(DO THIS)
Quote the whole listing exactly. Leave the pictures out of your copy.

━━━━━━━━━━━━━━━━━━━━━━━━━━━━━━

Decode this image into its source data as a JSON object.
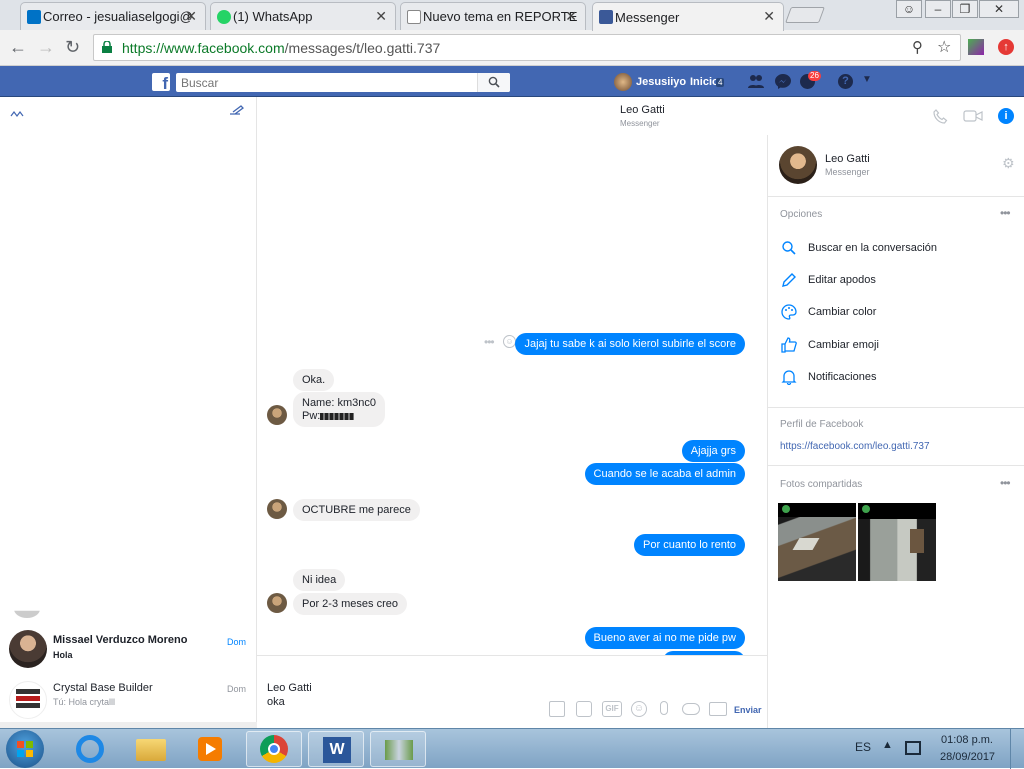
{
  "browser": {
    "tabs": [
      {
        "title": "Correo - jesualiaselgogi@",
        "icon_color": "#0072c6"
      },
      {
        "title": "(1) WhatsApp",
        "icon_color": "#25d366"
      },
      {
        "title": "Nuevo tema en REPORTE",
        "icon_color": "#888888"
      },
      {
        "title": "Messenger",
        "icon_color": "#3b5998"
      }
    ],
    "url_secure": "https://www.facebook.com",
    "url_path": "/messages/t/leo.gatti.737"
  },
  "facebook": {
    "search_placeholder": "Buscar",
    "profile_name": "Jesusiiyo",
    "home_label": "Inicio",
    "home_count": "4",
    "notifications_count": "26"
  },
  "conversation": {
    "contact_name": "Leo Gatti",
    "contact_subtitle": "Messenger",
    "messages": [
      {
        "from": "me",
        "text": "Jajaj tu sabe k ai solo kierol subirle el score"
      },
      {
        "from": "them",
        "text": "Oka."
      },
      {
        "from": "them",
        "text": "Name: km3nc0"
      },
      {
        "from": "them",
        "text": "Pw:"
      },
      {
        "from": "me",
        "text": "Ajajja grs"
      },
      {
        "from": "me",
        "text": "Cuando se le acaba el admin"
      },
      {
        "from": "them",
        "text": "OCTUBRE me parece"
      },
      {
        "from": "me",
        "text": "Por cuanto lo rento"
      },
      {
        "from": "them",
        "text": "Ni idea"
      },
      {
        "from": "them",
        "text": "Por 2-3 meses creo"
      },
      {
        "from": "me",
        "text": "Bueno aver ai no me pide pw"
      }
    ],
    "composer_name": "Leo Gatti",
    "composer_text": "oka",
    "send_label": "Enviar"
  },
  "threads": [
    {
      "name": "Missael Verduzco Moreno",
      "preview": "Hola",
      "date": "Dom",
      "unread": true
    },
    {
      "name": "Crystal Base Builder",
      "preview": "Tú: Hola crytalll",
      "date": "Dom",
      "unread": false
    }
  ],
  "details": {
    "name": "Leo Gatti",
    "subtitle": "Messenger",
    "options_title": "Opciones",
    "options": [
      {
        "label": "Buscar en la conversación",
        "icon": "search-icon"
      },
      {
        "label": "Editar apodos",
        "icon": "pencil-icon"
      },
      {
        "label": "Cambiar color",
        "icon": "palette-icon"
      },
      {
        "label": "Cambiar emoji",
        "icon": "thumbs-up-icon"
      },
      {
        "label": "Notificaciones",
        "icon": "bell-icon"
      }
    ],
    "profile_title": "Perfil de Facebook",
    "profile_link": "https://facebook.com/leo.gatti.737",
    "photos_title": "Fotos compartidas"
  },
  "taskbar": {
    "language": "ES",
    "time": "01:08 p.m.",
    "date": "28/09/2017"
  },
  "colors": {
    "fb_blue": "#4267b2",
    "messenger_blue": "#0084ff",
    "bubble_gray": "#f1f0f0"
  }
}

━━━━━━━━━━━━━━━━━━━━━━━━━━━━━━

(WRITTEN SOLUTION)
Decode this image into its source data as a JSON object.
{
  "browser": {
    "tabs": [
      {
        "title": "Correo - jesualiaselgogi@",
        "icon_color": "#0072c6"
      },
      {
        "title": "(1) WhatsApp",
        "icon_color": "#25d366"
      },
      {
        "title": "Nuevo tema en REPORTE",
        "icon_color": "#888888"
      },
      {
        "title": "Messenger",
        "icon_color": "#3b5998"
      }
    ],
    "url_secure": "https://www.facebook.com",
    "url_path": "/messages/t/leo.gatti.737"
  },
  "facebook": {
    "search_placeholder": "Buscar",
    "profile_name": "Jesusiiyo",
    "home_label": "Inicio",
    "home_count": "4",
    "notifications_count": "26"
  },
  "conversation": {
    "contact_name": "Leo Gatti",
    "contact_subtitle": "Messenger",
    "messages": [
      {
        "from": "me",
        "text": "Jajaj tu sabe k ai solo kierol subirle el score"
      },
      {
        "from": "them",
        "text": "Oka."
      },
      {
        "from": "them",
        "text": "Name: km3nc0"
      },
      {
        "from": "them",
        "text": "Pw:"
      },
      {
        "from": "me",
        "text": "Ajajja grs"
      },
      {
        "from": "me",
        "text": "Cuando se le acaba el admin"
      },
      {
        "from": "them",
        "text": "OCTUBRE me parece"
      },
      {
        "from": "me",
        "text": "Por cuanto lo rento"
      },
      {
        "from": "them",
        "text": "Ni idea"
      },
      {
        "from": "them",
        "text": "Por 2-3 meses creo"
      },
      {
        "from": "me",
        "text": "Bueno aver ai no me pide pw"
      }
    ],
    "composer_name": "Leo Gatti",
    "composer_text": "oka",
    "send_label": "Enviar"
  },
  "threads": [
    {
      "name": "Missael Verduzco Moreno",
      "preview": "Hola",
      "date": "Dom",
      "unread": true
    },
    {
      "name": "Crystal Base Builder",
      "preview": "Tú: Hola crytalll",
      "date": "Dom",
      "unread": false
    }
  ],
  "details": {
    "name": "Leo Gatti",
    "subtitle": "Messenger",
    "options_title": "Opciones",
    "options": [
      {
        "label": "Buscar en la conversación",
        "icon": "search-icon"
      },
      {
        "label": "Editar apodos",
        "icon": "pencil-icon"
      },
      {
        "label": "Cambiar color",
        "icon": "palette-icon"
      },
      {
        "label": "Cambiar emoji",
        "icon": "thumbs-up-icon"
      },
      {
        "label": "Notificaciones",
        "icon": "bell-icon"
      }
    ],
    "profile_title": "Perfil de Facebook",
    "profile_link": "https://facebook.com/leo.gatti.737",
    "photos_title": "Fotos compartidas"
  },
  "taskbar": {
    "language": "ES",
    "time": "01:08 p.m.",
    "date": "28/09/2017"
  },
  "colors": {
    "fb_blue": "#4267b2",
    "messenger_blue": "#0084ff",
    "bubble_gray": "#f1f0f0"
  }
}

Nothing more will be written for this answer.